A block of data
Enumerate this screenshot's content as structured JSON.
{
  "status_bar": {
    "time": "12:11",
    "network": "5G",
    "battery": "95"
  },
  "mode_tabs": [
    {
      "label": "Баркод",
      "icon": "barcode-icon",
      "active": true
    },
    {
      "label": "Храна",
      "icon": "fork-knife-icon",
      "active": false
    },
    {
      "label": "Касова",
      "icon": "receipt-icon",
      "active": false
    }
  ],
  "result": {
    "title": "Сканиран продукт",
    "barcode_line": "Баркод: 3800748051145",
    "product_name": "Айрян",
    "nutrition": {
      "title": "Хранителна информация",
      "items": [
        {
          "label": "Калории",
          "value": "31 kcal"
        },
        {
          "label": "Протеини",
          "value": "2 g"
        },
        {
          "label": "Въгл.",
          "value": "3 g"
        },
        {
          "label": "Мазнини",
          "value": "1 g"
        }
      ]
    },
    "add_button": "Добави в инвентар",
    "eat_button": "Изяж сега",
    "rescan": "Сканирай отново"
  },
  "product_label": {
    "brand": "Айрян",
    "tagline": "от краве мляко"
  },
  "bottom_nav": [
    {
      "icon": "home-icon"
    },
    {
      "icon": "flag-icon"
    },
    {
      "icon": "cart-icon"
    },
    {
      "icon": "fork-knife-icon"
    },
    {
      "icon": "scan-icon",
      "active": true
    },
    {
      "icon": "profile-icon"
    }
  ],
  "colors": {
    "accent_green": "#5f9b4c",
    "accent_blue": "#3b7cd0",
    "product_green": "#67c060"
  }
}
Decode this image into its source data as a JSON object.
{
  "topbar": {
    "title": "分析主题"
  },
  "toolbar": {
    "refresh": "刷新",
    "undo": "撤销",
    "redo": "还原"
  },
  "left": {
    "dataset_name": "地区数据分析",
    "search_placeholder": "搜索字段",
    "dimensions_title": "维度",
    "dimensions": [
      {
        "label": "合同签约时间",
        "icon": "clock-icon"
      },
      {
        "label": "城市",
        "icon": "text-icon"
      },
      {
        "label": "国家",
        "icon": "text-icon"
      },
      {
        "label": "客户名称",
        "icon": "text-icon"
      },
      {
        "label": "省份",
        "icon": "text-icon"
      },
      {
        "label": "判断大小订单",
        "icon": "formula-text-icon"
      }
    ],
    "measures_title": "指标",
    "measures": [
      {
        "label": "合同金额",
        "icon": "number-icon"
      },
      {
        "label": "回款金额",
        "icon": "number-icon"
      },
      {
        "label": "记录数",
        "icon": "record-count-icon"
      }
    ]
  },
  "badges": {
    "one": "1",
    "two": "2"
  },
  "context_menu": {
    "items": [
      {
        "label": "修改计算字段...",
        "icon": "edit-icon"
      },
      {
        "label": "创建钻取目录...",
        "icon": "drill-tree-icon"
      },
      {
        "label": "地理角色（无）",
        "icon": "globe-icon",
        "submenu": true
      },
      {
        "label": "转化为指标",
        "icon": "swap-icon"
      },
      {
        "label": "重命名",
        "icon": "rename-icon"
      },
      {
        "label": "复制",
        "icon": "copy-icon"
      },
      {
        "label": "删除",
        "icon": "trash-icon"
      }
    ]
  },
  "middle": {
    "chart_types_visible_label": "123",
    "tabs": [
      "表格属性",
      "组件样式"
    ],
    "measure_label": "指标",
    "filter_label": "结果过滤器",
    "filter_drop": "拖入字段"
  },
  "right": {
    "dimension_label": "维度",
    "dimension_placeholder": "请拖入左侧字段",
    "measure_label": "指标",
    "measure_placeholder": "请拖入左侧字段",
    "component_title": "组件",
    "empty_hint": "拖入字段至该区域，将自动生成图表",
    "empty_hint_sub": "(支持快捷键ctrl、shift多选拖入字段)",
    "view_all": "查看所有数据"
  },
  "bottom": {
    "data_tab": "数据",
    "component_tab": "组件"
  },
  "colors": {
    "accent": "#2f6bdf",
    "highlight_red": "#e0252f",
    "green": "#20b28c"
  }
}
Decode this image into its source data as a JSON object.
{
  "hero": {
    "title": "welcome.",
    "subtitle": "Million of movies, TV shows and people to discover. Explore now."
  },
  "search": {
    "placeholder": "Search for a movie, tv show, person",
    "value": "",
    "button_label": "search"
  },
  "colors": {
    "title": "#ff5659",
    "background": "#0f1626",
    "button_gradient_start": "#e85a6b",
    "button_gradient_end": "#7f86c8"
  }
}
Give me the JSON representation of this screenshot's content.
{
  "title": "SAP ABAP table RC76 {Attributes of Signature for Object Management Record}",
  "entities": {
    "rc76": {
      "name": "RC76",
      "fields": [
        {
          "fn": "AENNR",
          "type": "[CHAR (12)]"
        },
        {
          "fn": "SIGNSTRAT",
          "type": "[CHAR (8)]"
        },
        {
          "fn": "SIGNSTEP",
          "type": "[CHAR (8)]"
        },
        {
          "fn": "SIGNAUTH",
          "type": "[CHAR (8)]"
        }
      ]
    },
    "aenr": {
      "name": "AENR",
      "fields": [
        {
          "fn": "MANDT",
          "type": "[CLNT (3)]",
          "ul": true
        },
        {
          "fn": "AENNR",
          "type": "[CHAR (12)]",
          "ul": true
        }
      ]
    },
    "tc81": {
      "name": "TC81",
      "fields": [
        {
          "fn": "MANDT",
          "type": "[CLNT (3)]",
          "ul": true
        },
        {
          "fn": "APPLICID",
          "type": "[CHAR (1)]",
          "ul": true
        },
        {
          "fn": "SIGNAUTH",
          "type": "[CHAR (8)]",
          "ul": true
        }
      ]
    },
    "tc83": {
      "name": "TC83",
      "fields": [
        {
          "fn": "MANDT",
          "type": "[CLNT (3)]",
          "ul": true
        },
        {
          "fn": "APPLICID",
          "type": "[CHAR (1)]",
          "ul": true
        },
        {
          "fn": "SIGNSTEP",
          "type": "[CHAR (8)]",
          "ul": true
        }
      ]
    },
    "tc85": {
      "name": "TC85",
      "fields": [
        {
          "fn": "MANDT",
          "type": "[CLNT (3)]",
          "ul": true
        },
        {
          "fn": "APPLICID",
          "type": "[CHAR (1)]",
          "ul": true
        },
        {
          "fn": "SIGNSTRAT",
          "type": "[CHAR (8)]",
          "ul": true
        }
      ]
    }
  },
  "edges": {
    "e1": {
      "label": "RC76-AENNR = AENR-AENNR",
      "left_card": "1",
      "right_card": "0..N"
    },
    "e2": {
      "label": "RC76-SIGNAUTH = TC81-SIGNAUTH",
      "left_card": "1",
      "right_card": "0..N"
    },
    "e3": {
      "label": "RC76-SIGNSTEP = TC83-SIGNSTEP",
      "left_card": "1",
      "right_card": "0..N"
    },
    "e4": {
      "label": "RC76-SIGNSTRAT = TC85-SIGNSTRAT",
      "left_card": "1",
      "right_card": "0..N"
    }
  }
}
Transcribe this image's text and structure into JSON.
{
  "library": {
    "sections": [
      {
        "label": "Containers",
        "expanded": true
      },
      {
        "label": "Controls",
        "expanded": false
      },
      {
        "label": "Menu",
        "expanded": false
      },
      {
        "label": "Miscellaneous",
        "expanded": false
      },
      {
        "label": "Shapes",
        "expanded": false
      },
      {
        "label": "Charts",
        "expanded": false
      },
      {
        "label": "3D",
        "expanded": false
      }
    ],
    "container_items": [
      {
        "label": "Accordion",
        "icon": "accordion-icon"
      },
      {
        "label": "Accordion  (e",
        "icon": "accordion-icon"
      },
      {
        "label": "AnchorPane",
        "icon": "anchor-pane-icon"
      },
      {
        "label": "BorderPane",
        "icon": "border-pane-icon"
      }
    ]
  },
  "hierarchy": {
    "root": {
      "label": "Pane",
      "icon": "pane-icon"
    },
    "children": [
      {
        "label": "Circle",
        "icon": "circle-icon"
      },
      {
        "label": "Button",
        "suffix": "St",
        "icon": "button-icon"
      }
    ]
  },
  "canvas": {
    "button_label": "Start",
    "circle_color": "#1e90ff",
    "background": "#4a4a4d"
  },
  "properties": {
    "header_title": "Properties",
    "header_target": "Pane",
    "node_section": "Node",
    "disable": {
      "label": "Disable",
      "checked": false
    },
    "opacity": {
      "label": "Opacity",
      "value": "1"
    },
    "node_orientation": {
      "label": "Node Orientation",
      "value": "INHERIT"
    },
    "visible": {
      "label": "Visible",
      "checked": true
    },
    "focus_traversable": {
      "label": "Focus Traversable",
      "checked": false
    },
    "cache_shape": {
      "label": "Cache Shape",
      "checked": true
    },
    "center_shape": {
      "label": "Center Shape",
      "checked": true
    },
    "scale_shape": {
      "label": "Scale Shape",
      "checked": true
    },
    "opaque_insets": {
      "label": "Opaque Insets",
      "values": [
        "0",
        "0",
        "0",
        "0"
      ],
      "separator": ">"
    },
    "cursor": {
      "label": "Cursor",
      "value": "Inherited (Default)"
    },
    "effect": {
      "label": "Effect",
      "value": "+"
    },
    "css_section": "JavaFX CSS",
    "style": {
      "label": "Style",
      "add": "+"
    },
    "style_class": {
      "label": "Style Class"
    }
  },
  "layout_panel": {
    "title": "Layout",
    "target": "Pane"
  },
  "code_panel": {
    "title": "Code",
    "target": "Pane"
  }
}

• _Prompt_:
Using the records above, find and show each line with the string "JSON".

• _Solution to the exercise_:
Enumerate this screenshot's content as structured JSON.
Decode this image into its source data as a JSON object.
Decode this image into its source data as a JSON object.
Give me the JSON representation of this screenshot's content.
Transcribe this image's text and structure into JSON.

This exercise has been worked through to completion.